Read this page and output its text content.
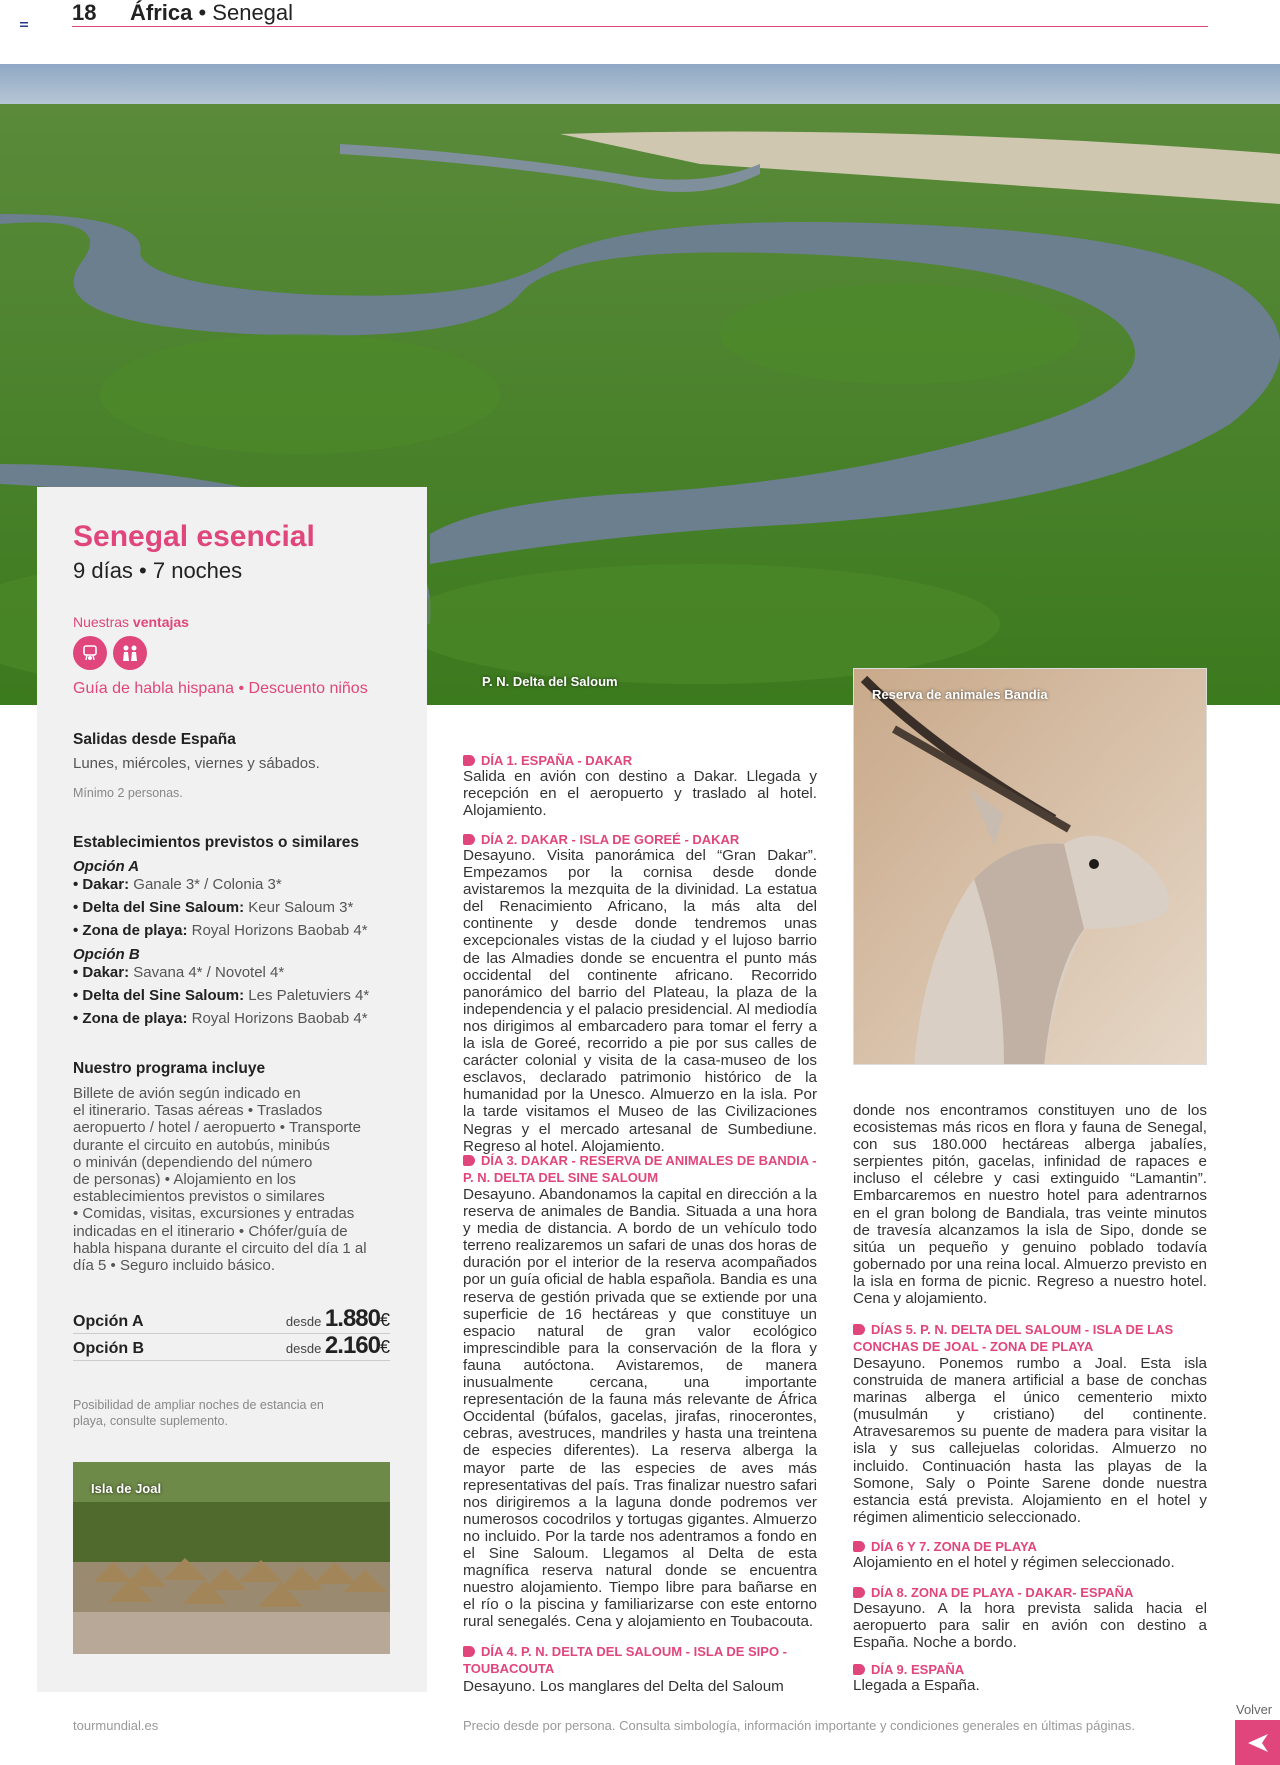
18 África • Senegal
P. N. Delta del Saloum
Senegal esencial
9 días • 7 noches
Nuestras ventajas
Guía de habla hispana • Descuento niños
Salidas desde España
Lunes, miércoles, viernes y sábados.
Mínimo 2 personas.
Establecimientos previstos o similares
Opción A
• Dakar: Ganale 3* / Colonia 3*
• Delta del Sine Saloum: Keur Saloum 3*
• Zona de playa: Royal Horizons Baobab 4*
Opción B
• Dakar: Savana 4* / Novotel 4*
• Delta del Sine Saloum: Les Paletuviers 4*
• Zona de playa: Royal Horizons Baobab 4*
Nuestro programa incluye
Billete de avión según indicado en
el itinerario. Tasas aéreas • Traslados
aeropuerto / hotel / aeropuerto • Transporte
durante el circuito en autobús, minibús
o miniván (dependiendo del número
de personas) • Alojamiento en los
establecimientos previstos o similares
• Comidas, visitas, excursiones y entradas
indicadas en el itinerario • Chófer/guía de
habla hispana durante el circuito del día 1 al
día 5 • Seguro incluido básico.
Opción A	desde 1.880€
Opción B	desde 2.160€
Posibilidad de ampliar noches de estancia en
playa, consulte suplemento.
Isla de Joal
DÍA 1. ESPAÑA - DAKAR
Salida en avión con destino a Dakar. Llegada y recepción en el aeropuerto y traslado al hotel. Alojamiento.
DÍA 2. DAKAR - ISLA DE GOREÉ - DAKAR
Desayuno. Visita panorámica del “Gran Dakar”. Empezamos por la cornisa desde donde avistaremos la mezquita de la divinidad. La estatua del Renacimiento Africano, la más alta del continente y desde donde tendremos unas excepcionales vistas de la ciudad y el lujoso barrio de las Almadies donde se encuentra el punto más occidental del continente africano. Recorrido panorámico del barrio del Plateau, la plaza de la independencia y el palacio presidencial. Al mediodía nos dirigimos al embarcadero para tomar el ferry a la isla de Goreé, recorrido a pie por sus calles de carácter colonial y visita de la casa-museo de los esclavos, declarado patrimonio histórico de la humanidad por la Unesco. Almuerzo en la isla. Por la tarde visitamos el Museo de las Civilizaciones Negras y el mercado artesanal de Sumbediune. Regreso al hotel. Alojamiento.
DÍA 3. DAKAR - RESERVA DE ANIMALES DE BANDIA - P. N. DELTA DEL SINE SALOUM
Desayuno. Abandonamos la capital en dirección a la reserva de animales de Bandia. Situada a una hora y media de distancia. A bordo de un vehículo todo terreno realizaremos un safari de unas dos horas de duración por el interior de la reserva acompañados por un guía oficial de habla española. Bandia es una reserva de gestión privada que se extiende por una superficie de 16 hectáreas y que constituye un espacio natural de gran valor ecológico imprescindible para la conservación de la flora y fauna autóctona. Avistaremos, de manera inusualmente cercana, una importante representación de la fauna más relevante de África Occidental (búfalos, gacelas, jirafas, rinocerontes, cebras, avestruces, mandriles y hasta una treintena de especies diferentes). La reserva alberga la mayor parte de las especies de aves más representativas del país. Tras finalizar nuestro safari nos dirigiremos a la laguna donde podremos ver numerosos cocodrilos y tortugas gigantes. Almuerzo no incluido. Por la tarde nos adentramos a fondo en el Sine Saloum. Llegamos al Delta de esta magnífica reserva natural donde se encuentra nuestro alojamiento. Tiempo libre para bañarse en el río o la piscina y familiarizarse con este entorno rural senegalés. Cena y alojamiento en Toubacouta.
DÍA 4. P. N. DELTA DEL SALOUM - ISLA DE SIPO - TOUBACOUTA
Desayuno. Los manglares del Delta del Saloum
Reserva de animales Bandia
donde nos encontramos constituyen uno de los ecosistemas más ricos en flora y fauna de Senegal, con sus 180.000 hectáreas alberga jabalíes, serpientes pitón, gacelas, infinidad de rapaces e incluso el célebre y casi extinguido “Lamantin”. Embarcaremos en nuestro hotel para adentrarnos en el gran bolong de Bandiala, tras veinte minutos de travesía alcanzamos la isla de Sipo, donde se sitúa un pequeño y genuino poblado todavía gobernado por una reina local. Almuerzo previsto en la isla en forma de picnic. Regreso a nuestro hotel. Cena y alojamiento.
DÍAS 5. P. N. DELTA DEL SALOUM - ISLA DE LAS CONCHAS DE JOAL - ZONA DE PLAYA
Desayuno. Ponemos rumbo a Joal. Esta isla construida de manera artificial a base de conchas marinas alberga el único cementerio mixto (musulmán y cristiano) del continente. Atravesaremos su puente de madera para visitar la isla y sus callejuelas coloridas. Almuerzo no incluido. Continuación hasta las playas de la Somone, Saly o Pointe Sarene donde nuestra estancia está prevista. Alojamiento en el hotel y régimen alimenticio seleccionado.
DÍA 6 Y 7. ZONA DE PLAYA
Alojamiento en el hotel y régimen seleccionado.
DÍA 8. ZONA DE PLAYA - DAKAR- ESPAÑA
Desayuno. A la hora prevista salida hacia el aeropuerto para salir en avión con destino a España. Noche a bordo.
DÍA 9. ESPAÑA
Llegada a España.
tourmundial.es	Precio desde por persona. Consulta simbología, información importante y condiciones generales en últimas páginas.
Volver
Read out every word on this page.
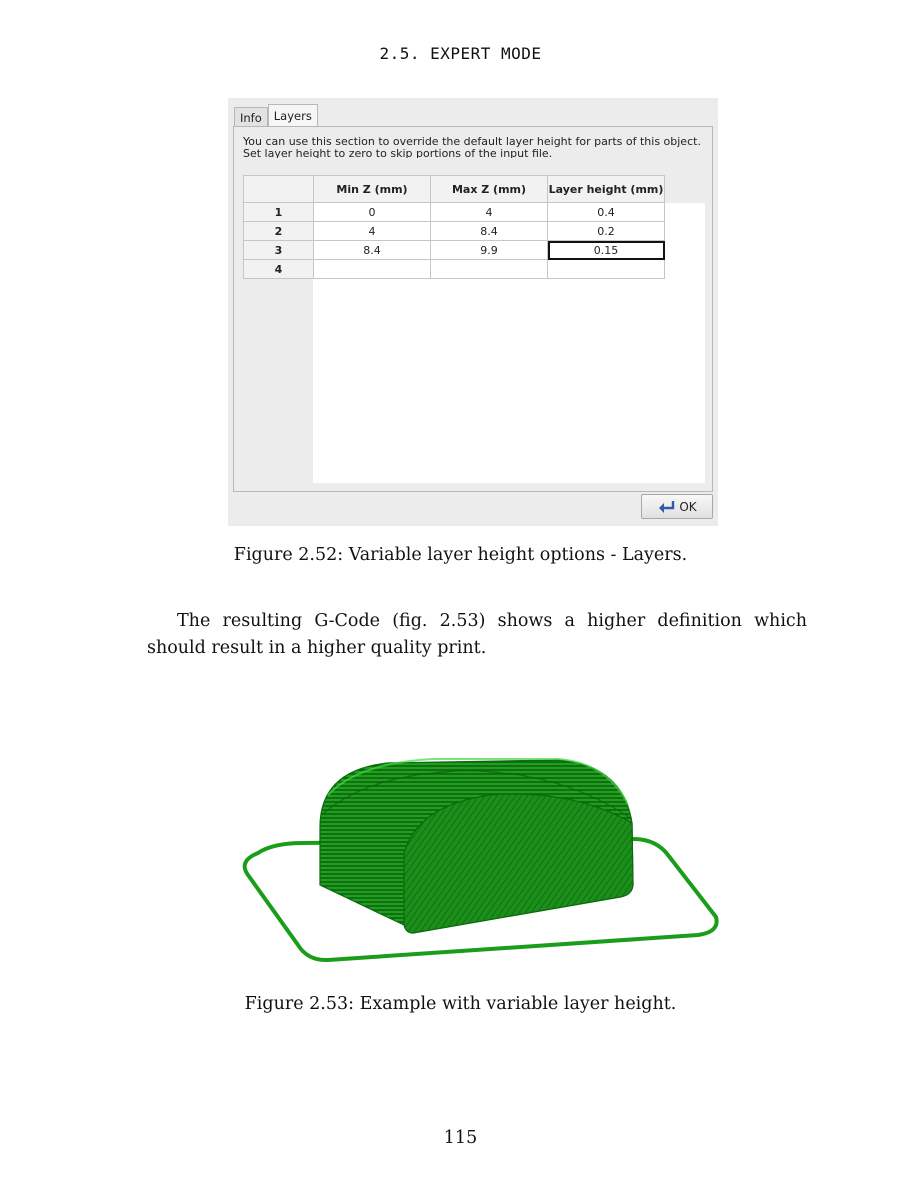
2.5. EXPERT MODE
Info	Layers
You can use this section to override the default layer height for parts of this object. Set layer height to zero to skip portions of the input file.
	Min Z (mm)	Max Z (mm)	Layer height (mm)
1	0	4	0.4
2	4	8.4	0.2
3	8.4	9.9	0.15
4			
OK
Figure 2.52: Variable layer height options - Layers.
The resulting G-Code (fig. 2.53) shows a higher definition which should result in a higher quality print.
Figure 2.53: Example with variable layer height.
115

++++++++++

◆ **Task prompt**: Omit the pictures, then quote the rest of the material above exactly.

◆ **Task result**:
Read this page and output its text content.
18 África • Senegal
P. N. Delta del Saloum
Senegal esencial
9 días • 7 noches
Nuestras ventajas
Guía de habla hispana • Descuento niños
Salidas desde España
Lunes, miércoles, viernes y sábados.
Mínimo 2 personas.
Establecimientos previstos o similares
Opción A
• Dakar: Ganale 3* / Colonia 3*
• Delta del Sine Saloum: Keur Saloum 3*
• Zona de playa: Royal Horizons Baobab 4*
Opción B
• Dakar: Savana 4* / Novotel 4*
• Delta del Sine Saloum: Les Paletuviers 4*
• Zona de playa: Royal Horizons Baobab 4*
Nuestro programa incluye
Billete de avión según indicado en
el itinerario. Tasas aéreas • Traslados
aeropuerto / hotel / aeropuerto • Transporte
durante el circuito en autobús, minibús
o miniván (dependiendo del número
de personas) • Alojamiento en los
establecimientos previstos o similares
• Comidas, visitas, excursiones y entradas
indicadas en el itinerario • Chófer/guía de
habla hispana durante el circuito del día 1 al
día 5 • Seguro incluido básico.
Opción A	desde 1.880€
Opción B	desde 2.160€
Posibilidad de ampliar noches de estancia en
playa, consulte suplemento.
Isla de Joal
DÍA 1. ESPAÑA - DAKAR
Salida en avión con destino a Dakar. Llegada y recepción en el aeropuerto y traslado al hotel. Alojamiento.
DÍA 2. DAKAR - ISLA DE GOREÉ - DAKAR
Desayuno. Visita panorámica del “Gran Dakar”. Empezamos por la cornisa desde donde avistaremos la mezquita de la divinidad. La estatua del Renacimiento Africano, la más alta del continente y desde donde tendremos unas excepcionales vistas de la ciudad y el lujoso barrio de las Almadies donde se encuentra el punto más occidental del continente africano. Recorrido panorámico del barrio del Plateau, la plaza de la independencia y el palacio presidencial. Al mediodía nos dirigimos al embarcadero para tomar el ferry a la isla de Goreé, recorrido a pie por sus calles de carácter colonial y visita de la casa-museo de los esclavos, declarado patrimonio histórico de la humanidad por la Unesco. Almuerzo en la isla. Por la tarde visitamos el Museo de las Civilizaciones Negras y el mercado artesanal de Sumbediune. Regreso al hotel. Alojamiento.
DÍA 3. DAKAR - RESERVA DE ANIMALES DE BANDIA - P. N. DELTA DEL SINE SALOUM
Desayuno. Abandonamos la capital en dirección a la reserva de animales de Bandia. Situada a una hora y media de distancia. A bordo de un vehículo todo terreno realizaremos un safari de unas dos horas de duración por el interior de la reserva acompañados por un guía oficial de habla española. Bandia es una reserva de gestión privada que se extiende por una superficie de 16 hectáreas y que constituye un espacio natural de gran valor ecológico imprescindible para la conservación de la flora y fauna autóctona. Avistaremos, de manera inusualmente cercana, una importante representación de la fauna más relevante de África Occidental (búfalos, gacelas, jirafas, rinocerontes, cebras, avestruces, mandriles y hasta una treintena de especies diferentes). La reserva alberga la mayor parte de las especies de aves más representativas del país. Tras finalizar nuestro safari nos dirigiremos a la laguna donde podremos ver numerosos cocodrilos y tortugas gigantes. Almuerzo no incluido. Por la tarde nos adentramos a fondo en el Sine Saloum. Llegamos al Delta de esta magnífica reserva natural donde se encuentra nuestro alojamiento. Tiempo libre para bañarse en el río o la piscina y familiarizarse con este entorno rural senegalés. Cena y alojamiento en Toubacouta.
DÍA 4. P. N. DELTA DEL SALOUM - ISLA DE SIPO - TOUBACOUTA
Desayuno. Los manglares del Delta del Saloum
Reserva de animales Bandia
donde nos encontramos constituyen uno de los ecosistemas más ricos en flora y fauna de Senegal, con sus 180.000 hectáreas alberga jabalíes, serpientes pitón, gacelas, infinidad de rapaces e incluso el célebre y casi extinguido “Lamantin”. Embarcaremos en nuestro hotel para adentrarnos en el gran bolong de Bandiala, tras veinte minutos de travesía alcanzamos la isla de Sipo, donde se sitúa un pequeño y genuino poblado todavía gobernado por una reina local. Almuerzo previsto en la isla en forma de picnic. Regreso a nuestro hotel. Cena y alojamiento.
DÍAS 5. P. N. DELTA DEL SALOUM - ISLA DE LAS CONCHAS DE JOAL - ZONA DE PLAYA
Desayuno. Ponemos rumbo a Joal. Esta isla construida de manera artificial a base de conchas marinas alberga el único cementerio mixto (musulmán y cristiano) del continente. Atravesaremos su puente de madera para visitar la isla y sus callejuelas coloridas. Almuerzo no incluido. Continuación hasta las playas de la Somone, Saly o Pointe Sarene donde nuestra estancia está prevista. Alojamiento en el hotel y régimen alimenticio seleccionado.
DÍA 6 Y 7. ZONA DE PLAYA
Alojamiento en el hotel y régimen seleccionado.
DÍA 8. ZONA DE PLAYA - DAKAR- ESPAÑA
Desayuno. A la hora prevista salida hacia el aeropuerto para salir en avión con destino a España. Noche a bordo.
DÍA 9. ESPAÑA
Llegada a España.
tourmundial.es	Precio desde por persona. Consulta simbología, información importante y condiciones generales en últimas páginas.
Volver
Read out every word on this page.
2.5. EXPERT MODE
Info	Layers
You can use this section to override the default layer height for parts of this object. Set layer height to zero to skip portions of the input file.
	Min Z (mm)	Max Z (mm)	Layer height (mm)
1	0	4	0.4
2	4	8.4	0.2
3	8.4	9.9	0.15
4			
OK
Figure 2.52: Variable layer height options - Layers.
The resulting G-Code (fig. 2.53) shows a higher definition which should result in a higher quality print.
Figure 2.53: Example with variable layer height.
115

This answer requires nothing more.